• [DIRECTIONS]:
Scan the entries below. List each line with "KOLO".

• [DATA PROVIDED]:
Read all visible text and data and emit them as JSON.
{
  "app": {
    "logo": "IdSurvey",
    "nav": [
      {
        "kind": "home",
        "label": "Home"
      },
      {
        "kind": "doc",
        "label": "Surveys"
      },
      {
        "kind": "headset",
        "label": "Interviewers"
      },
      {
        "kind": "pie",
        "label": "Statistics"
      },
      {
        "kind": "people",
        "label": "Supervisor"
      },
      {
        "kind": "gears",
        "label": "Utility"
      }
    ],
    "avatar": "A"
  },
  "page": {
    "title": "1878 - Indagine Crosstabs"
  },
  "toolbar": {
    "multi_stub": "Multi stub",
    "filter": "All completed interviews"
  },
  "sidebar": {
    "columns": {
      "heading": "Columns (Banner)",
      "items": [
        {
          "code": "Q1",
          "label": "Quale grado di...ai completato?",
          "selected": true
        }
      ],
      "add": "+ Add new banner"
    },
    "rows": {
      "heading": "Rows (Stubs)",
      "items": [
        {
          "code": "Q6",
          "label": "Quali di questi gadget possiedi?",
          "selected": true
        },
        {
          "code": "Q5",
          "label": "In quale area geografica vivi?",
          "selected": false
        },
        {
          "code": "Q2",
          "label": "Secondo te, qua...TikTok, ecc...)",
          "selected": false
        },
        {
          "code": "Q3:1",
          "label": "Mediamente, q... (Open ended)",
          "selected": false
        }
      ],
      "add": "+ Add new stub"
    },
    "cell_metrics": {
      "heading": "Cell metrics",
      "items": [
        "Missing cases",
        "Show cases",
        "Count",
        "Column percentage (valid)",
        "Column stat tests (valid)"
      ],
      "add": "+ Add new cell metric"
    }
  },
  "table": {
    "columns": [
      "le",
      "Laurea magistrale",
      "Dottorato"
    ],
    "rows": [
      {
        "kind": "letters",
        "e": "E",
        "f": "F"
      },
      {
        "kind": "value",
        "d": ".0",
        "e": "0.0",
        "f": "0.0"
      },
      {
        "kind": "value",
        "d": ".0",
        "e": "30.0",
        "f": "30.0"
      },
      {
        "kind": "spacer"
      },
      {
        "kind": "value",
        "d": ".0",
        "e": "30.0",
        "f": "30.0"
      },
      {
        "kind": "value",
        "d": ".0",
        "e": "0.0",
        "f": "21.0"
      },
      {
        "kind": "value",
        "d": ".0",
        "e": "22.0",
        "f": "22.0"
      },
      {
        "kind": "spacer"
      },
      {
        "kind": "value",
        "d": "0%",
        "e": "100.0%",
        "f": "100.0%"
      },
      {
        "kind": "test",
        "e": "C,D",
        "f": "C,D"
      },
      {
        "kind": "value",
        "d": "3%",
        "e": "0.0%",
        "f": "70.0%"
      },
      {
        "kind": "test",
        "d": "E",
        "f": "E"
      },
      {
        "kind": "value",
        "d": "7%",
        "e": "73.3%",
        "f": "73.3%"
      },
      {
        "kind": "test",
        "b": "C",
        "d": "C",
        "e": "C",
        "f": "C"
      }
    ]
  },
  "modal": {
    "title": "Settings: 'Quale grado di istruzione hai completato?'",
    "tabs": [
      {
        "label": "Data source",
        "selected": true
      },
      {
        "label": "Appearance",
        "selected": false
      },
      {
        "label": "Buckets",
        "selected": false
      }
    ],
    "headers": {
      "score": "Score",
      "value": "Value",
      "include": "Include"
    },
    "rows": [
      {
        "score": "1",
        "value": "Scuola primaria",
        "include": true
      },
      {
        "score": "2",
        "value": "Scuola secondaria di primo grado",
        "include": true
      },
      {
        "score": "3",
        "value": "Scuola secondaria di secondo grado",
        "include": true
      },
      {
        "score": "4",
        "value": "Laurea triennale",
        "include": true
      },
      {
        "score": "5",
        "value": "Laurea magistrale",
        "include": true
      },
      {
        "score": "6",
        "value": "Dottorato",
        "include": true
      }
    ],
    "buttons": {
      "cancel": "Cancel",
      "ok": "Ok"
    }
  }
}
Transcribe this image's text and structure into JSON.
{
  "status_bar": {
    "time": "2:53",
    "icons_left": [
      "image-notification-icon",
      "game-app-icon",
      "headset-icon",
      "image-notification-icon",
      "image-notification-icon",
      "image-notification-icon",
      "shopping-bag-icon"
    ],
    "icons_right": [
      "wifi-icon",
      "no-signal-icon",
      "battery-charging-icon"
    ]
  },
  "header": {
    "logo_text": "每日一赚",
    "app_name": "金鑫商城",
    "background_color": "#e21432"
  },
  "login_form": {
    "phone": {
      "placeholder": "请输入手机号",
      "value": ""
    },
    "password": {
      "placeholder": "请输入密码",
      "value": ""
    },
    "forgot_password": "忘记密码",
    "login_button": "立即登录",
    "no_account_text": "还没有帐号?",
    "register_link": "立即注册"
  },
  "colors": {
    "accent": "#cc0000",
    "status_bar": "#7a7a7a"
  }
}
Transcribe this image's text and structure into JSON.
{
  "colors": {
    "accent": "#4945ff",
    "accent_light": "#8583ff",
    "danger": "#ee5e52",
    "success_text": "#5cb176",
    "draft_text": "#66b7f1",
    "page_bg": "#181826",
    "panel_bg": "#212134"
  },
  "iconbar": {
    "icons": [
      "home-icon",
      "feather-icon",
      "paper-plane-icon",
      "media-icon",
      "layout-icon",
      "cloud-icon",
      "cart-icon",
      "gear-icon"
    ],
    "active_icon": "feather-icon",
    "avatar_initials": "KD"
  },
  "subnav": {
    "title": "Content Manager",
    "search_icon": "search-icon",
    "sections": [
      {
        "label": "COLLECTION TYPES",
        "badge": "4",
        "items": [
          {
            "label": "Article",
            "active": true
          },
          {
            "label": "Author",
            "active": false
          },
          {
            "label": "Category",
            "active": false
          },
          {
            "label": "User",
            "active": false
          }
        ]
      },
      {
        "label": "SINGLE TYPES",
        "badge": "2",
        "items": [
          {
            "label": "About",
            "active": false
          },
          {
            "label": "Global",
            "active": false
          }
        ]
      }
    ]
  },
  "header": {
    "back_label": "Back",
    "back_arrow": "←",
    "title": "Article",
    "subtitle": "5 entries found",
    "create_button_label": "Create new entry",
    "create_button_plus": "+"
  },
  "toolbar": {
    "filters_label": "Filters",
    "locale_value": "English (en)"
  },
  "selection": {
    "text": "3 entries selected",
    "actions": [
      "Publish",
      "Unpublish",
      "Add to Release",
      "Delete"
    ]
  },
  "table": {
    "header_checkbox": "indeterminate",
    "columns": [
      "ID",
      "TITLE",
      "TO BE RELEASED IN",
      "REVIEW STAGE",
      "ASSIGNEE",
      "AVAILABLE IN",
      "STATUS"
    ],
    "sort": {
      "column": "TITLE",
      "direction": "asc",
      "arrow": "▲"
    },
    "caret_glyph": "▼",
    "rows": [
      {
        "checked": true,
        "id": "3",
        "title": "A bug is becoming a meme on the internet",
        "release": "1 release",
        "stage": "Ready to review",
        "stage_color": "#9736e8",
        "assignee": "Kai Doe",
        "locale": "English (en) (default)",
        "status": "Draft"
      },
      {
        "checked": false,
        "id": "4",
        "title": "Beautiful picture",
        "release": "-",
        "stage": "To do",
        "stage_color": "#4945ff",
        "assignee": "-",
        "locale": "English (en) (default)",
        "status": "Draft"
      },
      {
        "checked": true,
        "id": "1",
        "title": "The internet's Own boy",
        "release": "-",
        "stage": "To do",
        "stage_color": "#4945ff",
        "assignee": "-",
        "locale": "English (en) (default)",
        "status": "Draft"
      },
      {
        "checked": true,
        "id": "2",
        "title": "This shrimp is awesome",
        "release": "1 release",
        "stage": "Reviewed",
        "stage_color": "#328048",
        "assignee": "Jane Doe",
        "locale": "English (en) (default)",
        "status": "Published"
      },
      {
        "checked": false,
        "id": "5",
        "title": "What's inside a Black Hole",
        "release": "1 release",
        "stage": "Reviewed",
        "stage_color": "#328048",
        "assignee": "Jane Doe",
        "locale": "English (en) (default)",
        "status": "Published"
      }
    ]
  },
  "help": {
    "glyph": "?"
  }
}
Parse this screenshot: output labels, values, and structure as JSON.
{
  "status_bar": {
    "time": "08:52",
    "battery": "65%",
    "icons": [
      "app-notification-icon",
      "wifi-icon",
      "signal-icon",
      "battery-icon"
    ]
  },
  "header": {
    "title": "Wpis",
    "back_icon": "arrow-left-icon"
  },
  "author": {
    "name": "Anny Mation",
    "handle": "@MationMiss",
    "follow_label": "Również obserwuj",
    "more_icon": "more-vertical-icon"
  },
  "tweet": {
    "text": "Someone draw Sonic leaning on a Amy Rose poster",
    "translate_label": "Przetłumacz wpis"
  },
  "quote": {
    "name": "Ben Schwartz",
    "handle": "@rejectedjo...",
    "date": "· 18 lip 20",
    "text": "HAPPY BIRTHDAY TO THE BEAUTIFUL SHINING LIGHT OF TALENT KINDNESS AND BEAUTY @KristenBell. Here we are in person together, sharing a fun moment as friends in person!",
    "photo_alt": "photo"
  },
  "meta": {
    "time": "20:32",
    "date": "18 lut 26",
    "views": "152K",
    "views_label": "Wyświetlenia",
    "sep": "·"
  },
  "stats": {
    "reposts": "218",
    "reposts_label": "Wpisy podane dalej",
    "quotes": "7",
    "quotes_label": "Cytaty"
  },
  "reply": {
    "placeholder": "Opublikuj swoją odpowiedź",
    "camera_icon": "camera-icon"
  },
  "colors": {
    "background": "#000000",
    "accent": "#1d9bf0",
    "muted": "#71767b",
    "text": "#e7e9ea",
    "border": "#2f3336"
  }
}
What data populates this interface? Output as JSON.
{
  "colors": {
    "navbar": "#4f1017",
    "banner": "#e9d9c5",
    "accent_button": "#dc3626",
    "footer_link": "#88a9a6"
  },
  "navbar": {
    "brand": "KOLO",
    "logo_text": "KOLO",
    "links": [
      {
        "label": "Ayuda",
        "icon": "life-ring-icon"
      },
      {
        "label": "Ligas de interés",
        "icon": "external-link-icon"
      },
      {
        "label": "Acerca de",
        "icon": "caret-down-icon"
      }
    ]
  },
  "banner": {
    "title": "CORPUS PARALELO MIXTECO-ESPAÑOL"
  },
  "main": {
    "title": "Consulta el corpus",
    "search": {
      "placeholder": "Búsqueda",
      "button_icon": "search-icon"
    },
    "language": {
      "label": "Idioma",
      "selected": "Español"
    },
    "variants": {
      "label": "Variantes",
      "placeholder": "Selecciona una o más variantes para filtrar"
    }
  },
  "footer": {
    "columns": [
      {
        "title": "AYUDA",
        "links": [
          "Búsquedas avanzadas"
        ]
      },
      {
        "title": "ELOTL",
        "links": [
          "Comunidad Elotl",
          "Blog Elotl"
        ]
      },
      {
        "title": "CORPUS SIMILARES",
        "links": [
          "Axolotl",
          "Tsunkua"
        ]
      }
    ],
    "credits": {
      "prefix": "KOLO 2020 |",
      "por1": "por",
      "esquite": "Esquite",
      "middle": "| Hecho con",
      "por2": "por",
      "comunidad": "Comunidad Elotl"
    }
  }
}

• [TASK ANSWER]:
    "brand": "KOLO",
    "logo_text": "KOLO",
      "prefix": "KOLO 2020 |",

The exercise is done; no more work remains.